- **Entries supplied**
※

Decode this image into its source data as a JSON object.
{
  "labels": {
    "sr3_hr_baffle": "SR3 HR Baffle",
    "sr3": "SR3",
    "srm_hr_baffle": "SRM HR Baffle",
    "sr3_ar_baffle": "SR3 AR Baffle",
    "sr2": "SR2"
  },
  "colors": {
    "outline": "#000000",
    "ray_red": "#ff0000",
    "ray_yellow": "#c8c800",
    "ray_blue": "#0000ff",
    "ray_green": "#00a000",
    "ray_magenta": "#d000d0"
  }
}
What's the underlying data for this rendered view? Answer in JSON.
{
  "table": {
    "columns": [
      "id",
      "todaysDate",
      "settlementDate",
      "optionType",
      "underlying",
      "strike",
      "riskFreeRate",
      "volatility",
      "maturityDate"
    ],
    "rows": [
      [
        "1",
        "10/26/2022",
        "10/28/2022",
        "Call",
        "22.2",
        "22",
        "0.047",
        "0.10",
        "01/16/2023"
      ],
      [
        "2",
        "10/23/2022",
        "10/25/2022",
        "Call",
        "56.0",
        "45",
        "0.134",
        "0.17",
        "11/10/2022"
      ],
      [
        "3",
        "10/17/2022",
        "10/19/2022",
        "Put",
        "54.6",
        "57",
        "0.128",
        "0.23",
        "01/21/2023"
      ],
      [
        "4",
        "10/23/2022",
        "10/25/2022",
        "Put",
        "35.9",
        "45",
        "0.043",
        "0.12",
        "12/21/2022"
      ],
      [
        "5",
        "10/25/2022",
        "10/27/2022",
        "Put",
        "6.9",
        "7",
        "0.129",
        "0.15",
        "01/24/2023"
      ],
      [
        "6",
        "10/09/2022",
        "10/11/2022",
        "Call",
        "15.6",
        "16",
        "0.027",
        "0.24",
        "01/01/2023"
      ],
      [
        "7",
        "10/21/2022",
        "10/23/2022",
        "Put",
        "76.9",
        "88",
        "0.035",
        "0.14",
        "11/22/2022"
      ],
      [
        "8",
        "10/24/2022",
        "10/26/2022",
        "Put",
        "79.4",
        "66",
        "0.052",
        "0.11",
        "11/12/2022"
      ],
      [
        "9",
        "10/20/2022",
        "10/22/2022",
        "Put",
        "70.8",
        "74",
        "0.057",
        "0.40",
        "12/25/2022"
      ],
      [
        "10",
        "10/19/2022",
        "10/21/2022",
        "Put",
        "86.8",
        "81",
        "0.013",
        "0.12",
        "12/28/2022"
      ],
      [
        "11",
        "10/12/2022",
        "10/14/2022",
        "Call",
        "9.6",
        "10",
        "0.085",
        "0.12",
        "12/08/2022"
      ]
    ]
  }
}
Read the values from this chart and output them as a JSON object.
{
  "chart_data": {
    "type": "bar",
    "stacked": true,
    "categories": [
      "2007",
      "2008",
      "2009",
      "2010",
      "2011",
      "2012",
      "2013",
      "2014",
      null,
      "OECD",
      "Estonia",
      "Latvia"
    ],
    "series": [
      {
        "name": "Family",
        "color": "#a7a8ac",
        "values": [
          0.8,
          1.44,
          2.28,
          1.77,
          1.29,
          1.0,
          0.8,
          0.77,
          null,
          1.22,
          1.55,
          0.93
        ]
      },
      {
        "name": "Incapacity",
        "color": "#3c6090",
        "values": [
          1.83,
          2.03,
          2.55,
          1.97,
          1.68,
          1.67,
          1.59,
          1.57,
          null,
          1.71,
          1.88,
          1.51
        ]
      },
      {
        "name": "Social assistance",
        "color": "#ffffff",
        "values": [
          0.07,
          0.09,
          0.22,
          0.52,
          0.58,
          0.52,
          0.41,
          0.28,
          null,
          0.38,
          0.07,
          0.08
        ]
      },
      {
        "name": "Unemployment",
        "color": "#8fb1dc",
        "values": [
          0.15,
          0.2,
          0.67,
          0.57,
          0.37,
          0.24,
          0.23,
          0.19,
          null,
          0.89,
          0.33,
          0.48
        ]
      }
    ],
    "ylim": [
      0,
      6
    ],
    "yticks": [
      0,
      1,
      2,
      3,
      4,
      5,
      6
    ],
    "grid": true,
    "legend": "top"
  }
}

※

- **Required work**
Identify the lines of the entries containing the string "JSON". Copy each such line.

- **Final result**
Decode this image into its source data as a JSON object.
What's the underlying data for this rendered view? Answer in JSON.
Read the values from this chart and output them as a JSON object.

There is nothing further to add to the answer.